* **Aim of the task**:
Find the word "during" in the data. Return every line where it appears.

---------- Items

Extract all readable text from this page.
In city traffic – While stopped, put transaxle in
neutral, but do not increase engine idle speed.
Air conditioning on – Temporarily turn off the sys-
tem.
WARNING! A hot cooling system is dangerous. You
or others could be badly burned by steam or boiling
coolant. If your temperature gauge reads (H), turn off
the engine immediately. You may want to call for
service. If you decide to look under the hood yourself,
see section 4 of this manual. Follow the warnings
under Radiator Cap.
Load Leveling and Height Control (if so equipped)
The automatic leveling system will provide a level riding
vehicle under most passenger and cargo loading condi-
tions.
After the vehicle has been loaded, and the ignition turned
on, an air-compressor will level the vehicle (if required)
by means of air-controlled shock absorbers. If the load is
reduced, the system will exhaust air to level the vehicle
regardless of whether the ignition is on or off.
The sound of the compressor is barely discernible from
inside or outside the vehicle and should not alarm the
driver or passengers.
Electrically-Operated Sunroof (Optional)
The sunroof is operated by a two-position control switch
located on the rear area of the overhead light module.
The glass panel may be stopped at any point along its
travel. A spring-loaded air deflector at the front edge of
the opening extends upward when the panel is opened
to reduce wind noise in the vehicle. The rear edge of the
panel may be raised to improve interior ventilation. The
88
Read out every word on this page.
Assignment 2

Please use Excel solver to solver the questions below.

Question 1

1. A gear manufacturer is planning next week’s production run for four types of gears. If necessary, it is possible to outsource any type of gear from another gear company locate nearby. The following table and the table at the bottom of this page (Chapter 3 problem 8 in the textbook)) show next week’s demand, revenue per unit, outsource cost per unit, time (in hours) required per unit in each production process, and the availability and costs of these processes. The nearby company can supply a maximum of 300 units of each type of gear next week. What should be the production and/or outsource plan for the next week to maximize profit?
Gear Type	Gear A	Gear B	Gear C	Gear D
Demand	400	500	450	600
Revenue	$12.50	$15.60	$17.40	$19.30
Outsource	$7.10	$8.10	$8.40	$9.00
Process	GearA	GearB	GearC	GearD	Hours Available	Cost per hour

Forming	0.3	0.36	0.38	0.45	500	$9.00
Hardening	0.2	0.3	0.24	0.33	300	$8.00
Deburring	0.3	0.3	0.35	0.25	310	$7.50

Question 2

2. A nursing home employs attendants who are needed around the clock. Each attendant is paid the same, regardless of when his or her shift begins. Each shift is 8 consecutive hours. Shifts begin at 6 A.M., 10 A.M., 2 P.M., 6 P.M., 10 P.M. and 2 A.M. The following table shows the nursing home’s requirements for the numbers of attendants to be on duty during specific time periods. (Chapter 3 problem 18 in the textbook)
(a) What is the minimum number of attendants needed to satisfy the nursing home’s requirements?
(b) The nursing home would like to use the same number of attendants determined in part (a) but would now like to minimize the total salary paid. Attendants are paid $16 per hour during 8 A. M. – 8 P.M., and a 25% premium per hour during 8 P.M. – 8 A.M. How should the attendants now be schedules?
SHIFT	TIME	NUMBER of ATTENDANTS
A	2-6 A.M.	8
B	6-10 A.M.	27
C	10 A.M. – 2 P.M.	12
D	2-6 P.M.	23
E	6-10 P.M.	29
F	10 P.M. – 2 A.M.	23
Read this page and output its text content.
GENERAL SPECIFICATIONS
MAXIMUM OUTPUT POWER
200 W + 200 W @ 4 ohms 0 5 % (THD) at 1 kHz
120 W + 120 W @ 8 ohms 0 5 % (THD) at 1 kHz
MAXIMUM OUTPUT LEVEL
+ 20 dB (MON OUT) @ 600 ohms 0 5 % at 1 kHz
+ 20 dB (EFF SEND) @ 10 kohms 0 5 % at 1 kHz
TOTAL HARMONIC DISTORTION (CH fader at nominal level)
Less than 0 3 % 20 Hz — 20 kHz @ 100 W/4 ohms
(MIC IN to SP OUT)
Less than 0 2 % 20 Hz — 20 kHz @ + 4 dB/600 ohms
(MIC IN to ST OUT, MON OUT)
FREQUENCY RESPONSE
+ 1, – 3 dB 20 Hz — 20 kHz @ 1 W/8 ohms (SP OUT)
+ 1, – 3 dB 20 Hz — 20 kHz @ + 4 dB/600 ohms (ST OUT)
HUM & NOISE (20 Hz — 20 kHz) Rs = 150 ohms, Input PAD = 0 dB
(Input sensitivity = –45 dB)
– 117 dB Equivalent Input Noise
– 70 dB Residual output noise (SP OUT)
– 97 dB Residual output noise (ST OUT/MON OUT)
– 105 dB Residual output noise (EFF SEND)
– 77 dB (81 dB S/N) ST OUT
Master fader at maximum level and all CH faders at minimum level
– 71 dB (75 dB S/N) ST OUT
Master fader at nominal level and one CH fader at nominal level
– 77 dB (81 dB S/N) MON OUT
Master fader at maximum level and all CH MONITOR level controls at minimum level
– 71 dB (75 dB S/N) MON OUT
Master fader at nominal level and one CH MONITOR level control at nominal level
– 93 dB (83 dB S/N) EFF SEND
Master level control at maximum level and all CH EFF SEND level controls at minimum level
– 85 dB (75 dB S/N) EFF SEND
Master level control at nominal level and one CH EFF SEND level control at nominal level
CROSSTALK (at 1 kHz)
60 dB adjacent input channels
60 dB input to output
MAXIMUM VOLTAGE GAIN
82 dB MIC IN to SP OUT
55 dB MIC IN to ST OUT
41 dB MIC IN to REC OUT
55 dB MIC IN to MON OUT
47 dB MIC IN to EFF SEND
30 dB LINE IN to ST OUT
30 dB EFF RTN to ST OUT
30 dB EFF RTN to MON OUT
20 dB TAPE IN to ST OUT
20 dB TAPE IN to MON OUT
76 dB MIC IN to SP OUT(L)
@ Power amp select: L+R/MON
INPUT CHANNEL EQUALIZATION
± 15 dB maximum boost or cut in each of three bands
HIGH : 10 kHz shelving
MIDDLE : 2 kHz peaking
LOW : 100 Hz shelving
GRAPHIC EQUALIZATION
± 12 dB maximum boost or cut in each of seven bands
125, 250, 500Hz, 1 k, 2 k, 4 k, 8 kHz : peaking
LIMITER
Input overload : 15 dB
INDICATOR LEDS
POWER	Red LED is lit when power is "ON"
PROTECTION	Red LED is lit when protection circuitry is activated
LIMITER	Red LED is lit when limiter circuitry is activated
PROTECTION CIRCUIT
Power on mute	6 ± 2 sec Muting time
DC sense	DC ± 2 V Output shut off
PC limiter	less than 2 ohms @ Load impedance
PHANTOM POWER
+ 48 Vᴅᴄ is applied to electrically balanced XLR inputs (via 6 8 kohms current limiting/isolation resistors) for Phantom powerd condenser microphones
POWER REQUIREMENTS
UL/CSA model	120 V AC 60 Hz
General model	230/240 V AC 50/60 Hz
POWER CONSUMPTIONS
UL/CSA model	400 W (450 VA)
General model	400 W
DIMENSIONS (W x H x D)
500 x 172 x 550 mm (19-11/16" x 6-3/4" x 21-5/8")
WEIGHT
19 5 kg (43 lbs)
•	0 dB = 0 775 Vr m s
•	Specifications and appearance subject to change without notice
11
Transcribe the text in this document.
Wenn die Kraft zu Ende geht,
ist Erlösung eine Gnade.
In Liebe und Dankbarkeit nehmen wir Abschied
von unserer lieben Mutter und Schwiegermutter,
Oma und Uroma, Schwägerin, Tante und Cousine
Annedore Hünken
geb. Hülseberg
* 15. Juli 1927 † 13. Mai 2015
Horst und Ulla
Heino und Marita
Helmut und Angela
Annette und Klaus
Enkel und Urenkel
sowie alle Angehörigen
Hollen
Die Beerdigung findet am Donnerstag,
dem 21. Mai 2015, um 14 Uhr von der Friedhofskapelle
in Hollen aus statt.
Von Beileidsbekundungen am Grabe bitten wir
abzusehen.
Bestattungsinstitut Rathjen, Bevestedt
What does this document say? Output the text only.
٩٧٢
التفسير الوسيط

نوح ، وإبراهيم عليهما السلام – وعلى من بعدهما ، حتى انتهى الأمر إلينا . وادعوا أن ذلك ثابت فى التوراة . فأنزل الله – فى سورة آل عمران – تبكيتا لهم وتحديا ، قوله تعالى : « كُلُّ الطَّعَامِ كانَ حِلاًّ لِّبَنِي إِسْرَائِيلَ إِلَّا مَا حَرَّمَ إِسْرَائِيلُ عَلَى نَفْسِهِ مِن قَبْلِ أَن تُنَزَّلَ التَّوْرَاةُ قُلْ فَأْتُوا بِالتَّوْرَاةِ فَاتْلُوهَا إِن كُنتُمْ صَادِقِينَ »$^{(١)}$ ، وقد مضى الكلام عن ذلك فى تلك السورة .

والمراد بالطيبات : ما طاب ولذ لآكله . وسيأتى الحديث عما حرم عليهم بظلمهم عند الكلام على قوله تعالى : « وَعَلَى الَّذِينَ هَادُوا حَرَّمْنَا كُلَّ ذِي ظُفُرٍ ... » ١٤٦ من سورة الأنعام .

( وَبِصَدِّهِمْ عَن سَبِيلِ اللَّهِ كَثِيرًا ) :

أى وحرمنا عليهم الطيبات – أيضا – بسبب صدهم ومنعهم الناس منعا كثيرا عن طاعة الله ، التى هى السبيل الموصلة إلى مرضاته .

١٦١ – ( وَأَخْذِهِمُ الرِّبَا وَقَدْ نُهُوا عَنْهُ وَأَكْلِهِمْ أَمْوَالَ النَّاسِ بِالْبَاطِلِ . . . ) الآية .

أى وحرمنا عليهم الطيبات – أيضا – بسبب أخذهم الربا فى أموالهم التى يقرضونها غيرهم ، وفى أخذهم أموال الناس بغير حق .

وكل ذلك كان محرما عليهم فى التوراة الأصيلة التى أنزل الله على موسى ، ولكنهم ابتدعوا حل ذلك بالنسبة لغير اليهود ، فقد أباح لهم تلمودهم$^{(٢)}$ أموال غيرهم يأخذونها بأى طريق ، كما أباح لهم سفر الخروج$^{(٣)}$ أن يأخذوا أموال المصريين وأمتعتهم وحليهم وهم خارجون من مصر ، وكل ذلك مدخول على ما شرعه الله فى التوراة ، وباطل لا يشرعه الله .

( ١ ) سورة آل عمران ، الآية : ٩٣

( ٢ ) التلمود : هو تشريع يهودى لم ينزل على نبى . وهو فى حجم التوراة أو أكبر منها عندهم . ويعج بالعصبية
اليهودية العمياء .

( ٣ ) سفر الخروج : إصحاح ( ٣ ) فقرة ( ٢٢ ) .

--------------------

* **Problem solution**:
2. A nursing home employs attendants who are needed around the clock. Each attendant is paid the same, regardless of when his or her shift begins. Each shift is 8 consecutive hours. Shifts begin at 6 A.M., 10 A.M., 2 P.M., 6 P.M., 10 P.M. and 2 A.M. The following table shows the nursing home’s requirements for the numbers of attendants to be on duty during specific time periods. (Chapter 3 problem 18 in the textbook)
(b) The nursing home would like to use the same number of attendants determined in part (a) but would now like to minimize the total salary paid. Attendants are paid $16 per hour during 8 A. M. – 8 P.M., and a 25% premium per hour during 8 P.M. – 8 A.M. How should the attendants now be schedules?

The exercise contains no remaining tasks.